STATED EXERCISE: Reproduce the listing exactly, with no pictures in your copy.

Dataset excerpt
————————

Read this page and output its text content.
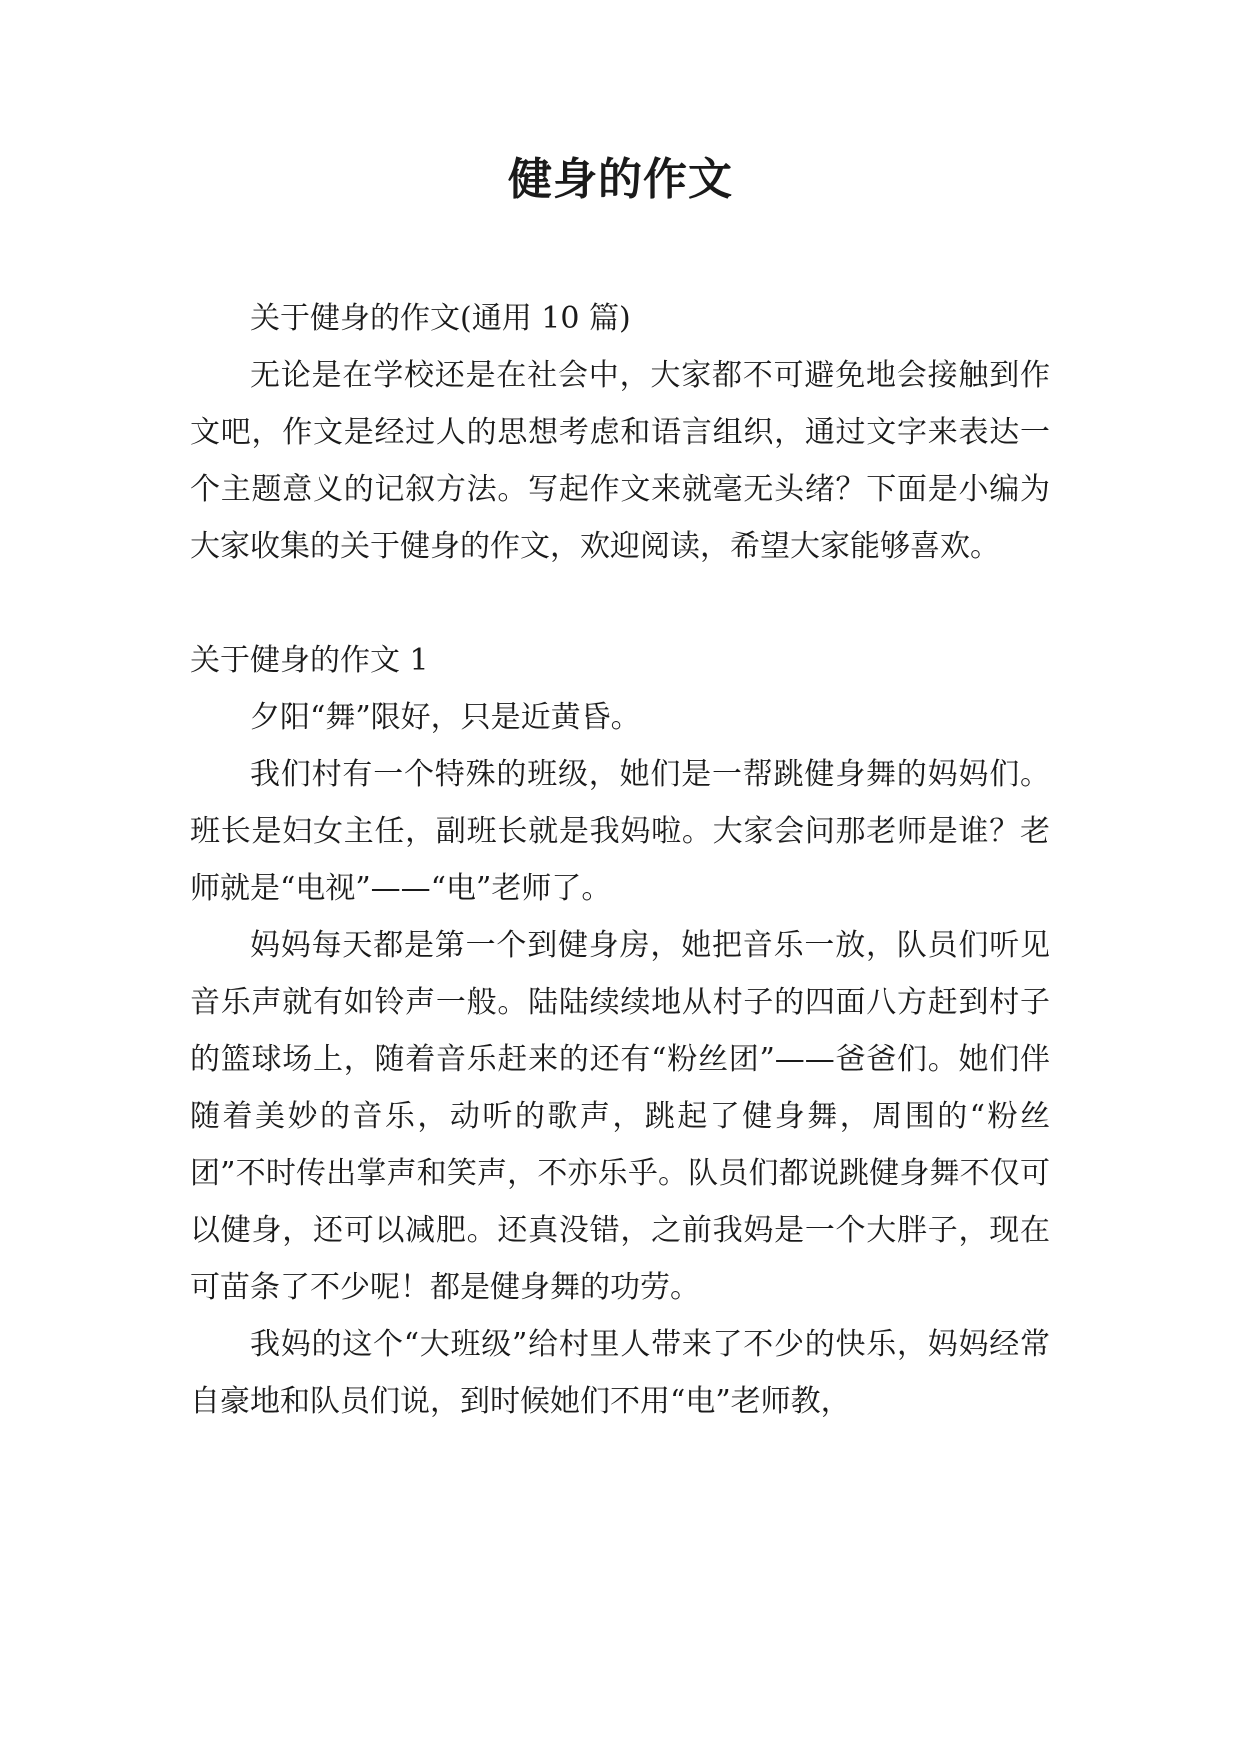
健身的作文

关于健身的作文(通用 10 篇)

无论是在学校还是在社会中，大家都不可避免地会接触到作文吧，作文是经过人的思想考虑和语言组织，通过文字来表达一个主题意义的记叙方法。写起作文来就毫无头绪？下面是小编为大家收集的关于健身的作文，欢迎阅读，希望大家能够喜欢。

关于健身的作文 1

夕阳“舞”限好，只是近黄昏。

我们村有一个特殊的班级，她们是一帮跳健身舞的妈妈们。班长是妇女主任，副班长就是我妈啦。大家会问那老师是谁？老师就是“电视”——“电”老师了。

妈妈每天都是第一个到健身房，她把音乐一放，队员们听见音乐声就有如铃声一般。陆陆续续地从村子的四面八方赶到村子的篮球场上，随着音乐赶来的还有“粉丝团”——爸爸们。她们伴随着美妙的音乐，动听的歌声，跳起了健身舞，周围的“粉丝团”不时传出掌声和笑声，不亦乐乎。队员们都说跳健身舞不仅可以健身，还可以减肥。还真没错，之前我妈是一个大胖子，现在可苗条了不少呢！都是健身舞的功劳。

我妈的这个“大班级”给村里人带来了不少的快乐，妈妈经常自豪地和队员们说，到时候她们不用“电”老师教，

————————

CORRECT OUTPUT:
Read this page and output its text content.
健身的作文

关于健身的作文(通用 10 篇)

无论是在学校还是在社会中，大家都不可避免地会接触到作文吧，作文是经过人的思想考虑和语言组织，通过文字来表达一个主题意义的记叙方法。写起作文来就毫无头绪？下面是小编为大家收集的关于健身的作文，欢迎阅读，希望大家能够喜欢。

关于健身的作文 1

夕阳“舞”限好，只是近黄昏。

我们村有一个特殊的班级，她们是一帮跳健身舞的妈妈们。班长是妇女主任，副班长就是我妈啦。大家会问那老师是谁？老师就是“电视”——“电”老师了。

妈妈每天都是第一个到健身房，她把音乐一放，队员们听见音乐声就有如铃声一般。陆陆续续地从村子的四面八方赶到村子的篮球场上，随着音乐赶来的还有“粉丝团”——爸爸们。她们伴随着美妙的音乐，动听的歌声，跳起了健身舞，周围的“粉丝团”不时传出掌声和笑声，不亦乐乎。队员们都说跳健身舞不仅可以健身，还可以减肥。还真没错，之前我妈是一个大胖子，现在可苗条了不少呢！都是健身舞的功劳。

我妈的这个“大班级”给村里人带来了不少的快乐，妈妈经常自豪地和队员们说，到时候她们不用“电”老师教，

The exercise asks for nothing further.